◆ **EXERCISE TASK**: Find every line with "color" in it, then report how many there are and nothing more.

┄┄┄┄┄┄┄┄┄┄

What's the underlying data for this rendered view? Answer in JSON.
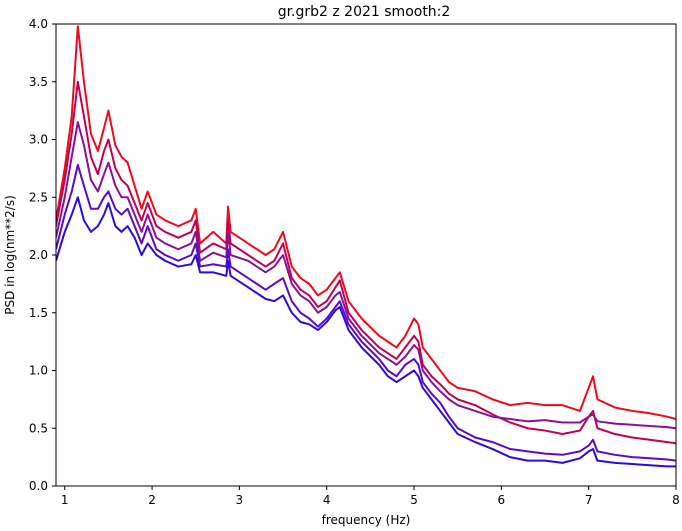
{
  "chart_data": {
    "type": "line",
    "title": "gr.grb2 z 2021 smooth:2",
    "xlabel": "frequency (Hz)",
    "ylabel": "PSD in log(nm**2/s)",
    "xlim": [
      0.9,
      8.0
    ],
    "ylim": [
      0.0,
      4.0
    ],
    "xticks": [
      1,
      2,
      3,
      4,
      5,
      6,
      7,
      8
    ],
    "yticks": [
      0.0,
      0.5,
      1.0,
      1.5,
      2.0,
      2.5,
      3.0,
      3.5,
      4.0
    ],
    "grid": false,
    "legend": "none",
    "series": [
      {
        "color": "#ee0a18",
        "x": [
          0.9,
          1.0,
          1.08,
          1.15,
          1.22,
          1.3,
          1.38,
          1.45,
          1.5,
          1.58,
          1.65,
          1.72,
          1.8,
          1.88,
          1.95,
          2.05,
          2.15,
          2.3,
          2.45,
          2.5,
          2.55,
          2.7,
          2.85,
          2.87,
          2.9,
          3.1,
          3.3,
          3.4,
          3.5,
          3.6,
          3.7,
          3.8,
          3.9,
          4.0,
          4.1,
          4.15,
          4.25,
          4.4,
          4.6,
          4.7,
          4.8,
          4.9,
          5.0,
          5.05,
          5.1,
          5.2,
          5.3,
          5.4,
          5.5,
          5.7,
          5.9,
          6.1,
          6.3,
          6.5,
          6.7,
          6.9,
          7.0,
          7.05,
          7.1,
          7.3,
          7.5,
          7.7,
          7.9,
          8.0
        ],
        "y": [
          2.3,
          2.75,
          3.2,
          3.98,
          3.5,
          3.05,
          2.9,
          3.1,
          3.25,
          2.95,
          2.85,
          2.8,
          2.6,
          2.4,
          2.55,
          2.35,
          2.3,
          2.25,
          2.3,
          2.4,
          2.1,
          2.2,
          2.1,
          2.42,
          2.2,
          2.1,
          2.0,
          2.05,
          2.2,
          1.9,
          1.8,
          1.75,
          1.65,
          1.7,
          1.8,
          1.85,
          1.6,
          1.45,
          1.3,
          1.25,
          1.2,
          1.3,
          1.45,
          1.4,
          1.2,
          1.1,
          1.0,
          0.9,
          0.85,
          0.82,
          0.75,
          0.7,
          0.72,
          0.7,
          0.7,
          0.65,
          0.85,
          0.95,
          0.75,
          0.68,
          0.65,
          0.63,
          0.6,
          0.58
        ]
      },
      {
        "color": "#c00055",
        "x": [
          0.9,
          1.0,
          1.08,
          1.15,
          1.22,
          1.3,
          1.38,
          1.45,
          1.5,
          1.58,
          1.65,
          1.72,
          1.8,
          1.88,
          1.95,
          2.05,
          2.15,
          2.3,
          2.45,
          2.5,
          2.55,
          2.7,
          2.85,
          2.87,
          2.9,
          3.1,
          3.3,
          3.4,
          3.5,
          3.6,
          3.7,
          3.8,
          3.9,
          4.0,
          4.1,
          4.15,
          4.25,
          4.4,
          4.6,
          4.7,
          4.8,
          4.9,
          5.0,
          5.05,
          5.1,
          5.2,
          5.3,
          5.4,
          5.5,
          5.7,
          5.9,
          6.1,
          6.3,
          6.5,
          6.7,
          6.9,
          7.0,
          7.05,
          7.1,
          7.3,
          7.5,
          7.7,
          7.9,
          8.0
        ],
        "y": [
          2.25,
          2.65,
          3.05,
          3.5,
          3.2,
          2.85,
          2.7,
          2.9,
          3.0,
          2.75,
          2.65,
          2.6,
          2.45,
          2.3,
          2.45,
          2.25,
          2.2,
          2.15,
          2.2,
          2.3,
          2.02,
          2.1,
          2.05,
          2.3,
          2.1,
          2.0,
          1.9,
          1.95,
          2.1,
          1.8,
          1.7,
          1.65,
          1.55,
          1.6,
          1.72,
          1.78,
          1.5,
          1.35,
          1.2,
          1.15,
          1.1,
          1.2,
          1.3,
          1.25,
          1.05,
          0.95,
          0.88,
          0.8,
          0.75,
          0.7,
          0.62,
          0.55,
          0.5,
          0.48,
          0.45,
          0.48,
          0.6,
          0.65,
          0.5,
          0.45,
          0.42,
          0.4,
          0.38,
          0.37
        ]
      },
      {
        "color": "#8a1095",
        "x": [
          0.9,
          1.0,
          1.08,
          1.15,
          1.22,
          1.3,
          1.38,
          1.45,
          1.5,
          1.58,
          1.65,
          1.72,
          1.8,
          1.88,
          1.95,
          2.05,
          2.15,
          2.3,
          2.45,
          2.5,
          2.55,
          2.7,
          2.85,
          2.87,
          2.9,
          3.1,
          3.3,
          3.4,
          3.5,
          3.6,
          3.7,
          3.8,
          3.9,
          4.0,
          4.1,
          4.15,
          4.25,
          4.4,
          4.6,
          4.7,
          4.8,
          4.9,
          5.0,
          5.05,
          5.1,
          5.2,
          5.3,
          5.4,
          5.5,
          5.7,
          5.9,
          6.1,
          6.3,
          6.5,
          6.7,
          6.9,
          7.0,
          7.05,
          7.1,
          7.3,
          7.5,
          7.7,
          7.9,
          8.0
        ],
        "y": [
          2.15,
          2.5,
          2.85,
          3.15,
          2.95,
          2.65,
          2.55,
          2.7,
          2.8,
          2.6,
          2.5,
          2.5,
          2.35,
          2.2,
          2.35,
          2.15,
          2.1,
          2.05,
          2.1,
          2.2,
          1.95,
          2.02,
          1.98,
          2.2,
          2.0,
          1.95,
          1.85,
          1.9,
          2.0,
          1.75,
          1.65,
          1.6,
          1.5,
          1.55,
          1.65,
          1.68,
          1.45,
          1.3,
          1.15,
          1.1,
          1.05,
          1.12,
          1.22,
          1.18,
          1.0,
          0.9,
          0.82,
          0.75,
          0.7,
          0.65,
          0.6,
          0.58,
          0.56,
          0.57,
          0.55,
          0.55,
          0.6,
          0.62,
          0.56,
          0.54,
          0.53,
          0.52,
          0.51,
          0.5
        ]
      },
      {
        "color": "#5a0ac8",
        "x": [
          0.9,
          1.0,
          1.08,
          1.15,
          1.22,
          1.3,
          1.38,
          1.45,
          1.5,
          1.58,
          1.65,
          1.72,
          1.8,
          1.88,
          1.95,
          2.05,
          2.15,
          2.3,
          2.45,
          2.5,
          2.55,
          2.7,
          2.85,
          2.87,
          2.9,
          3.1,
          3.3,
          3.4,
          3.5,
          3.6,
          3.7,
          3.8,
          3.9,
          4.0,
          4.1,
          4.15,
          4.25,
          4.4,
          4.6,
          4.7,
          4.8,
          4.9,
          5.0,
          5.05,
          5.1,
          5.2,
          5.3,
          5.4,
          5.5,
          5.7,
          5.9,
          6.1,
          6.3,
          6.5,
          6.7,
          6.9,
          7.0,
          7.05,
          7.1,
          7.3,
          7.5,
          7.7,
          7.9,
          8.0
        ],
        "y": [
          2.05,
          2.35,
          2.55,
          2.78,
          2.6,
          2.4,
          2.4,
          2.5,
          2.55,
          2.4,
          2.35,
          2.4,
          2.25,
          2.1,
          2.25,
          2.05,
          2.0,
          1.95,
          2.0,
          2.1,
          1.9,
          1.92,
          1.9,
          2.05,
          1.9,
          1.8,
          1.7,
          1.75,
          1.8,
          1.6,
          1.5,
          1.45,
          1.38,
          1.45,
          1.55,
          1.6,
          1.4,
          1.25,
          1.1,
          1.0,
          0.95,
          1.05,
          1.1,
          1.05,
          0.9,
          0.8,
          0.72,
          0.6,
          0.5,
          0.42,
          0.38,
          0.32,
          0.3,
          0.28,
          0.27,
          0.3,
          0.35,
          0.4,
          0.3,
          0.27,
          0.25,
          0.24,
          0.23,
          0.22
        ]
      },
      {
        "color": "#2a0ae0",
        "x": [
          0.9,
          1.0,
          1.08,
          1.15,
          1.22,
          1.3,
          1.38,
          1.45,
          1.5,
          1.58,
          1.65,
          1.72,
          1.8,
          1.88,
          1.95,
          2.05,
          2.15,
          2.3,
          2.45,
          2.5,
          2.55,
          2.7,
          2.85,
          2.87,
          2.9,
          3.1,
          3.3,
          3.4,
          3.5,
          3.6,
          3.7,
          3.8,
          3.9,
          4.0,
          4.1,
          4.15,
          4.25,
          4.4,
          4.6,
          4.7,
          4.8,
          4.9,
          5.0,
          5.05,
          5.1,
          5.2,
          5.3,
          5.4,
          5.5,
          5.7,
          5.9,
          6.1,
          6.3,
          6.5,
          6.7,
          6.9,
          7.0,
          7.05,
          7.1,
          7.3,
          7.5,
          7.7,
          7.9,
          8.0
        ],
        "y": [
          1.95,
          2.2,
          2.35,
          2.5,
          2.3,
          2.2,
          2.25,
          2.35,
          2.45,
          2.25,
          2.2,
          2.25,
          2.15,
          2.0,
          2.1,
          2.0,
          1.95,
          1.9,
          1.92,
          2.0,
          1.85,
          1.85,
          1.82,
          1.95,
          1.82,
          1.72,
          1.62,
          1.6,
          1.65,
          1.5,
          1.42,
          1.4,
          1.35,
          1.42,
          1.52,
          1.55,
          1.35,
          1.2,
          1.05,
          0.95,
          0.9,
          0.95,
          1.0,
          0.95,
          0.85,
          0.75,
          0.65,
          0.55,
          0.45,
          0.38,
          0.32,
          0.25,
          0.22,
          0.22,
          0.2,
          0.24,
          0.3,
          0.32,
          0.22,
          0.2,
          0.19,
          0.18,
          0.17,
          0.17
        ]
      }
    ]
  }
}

┄┄┄┄┄┄┄┄┄┄

◆ **FULL ANSWER**: 5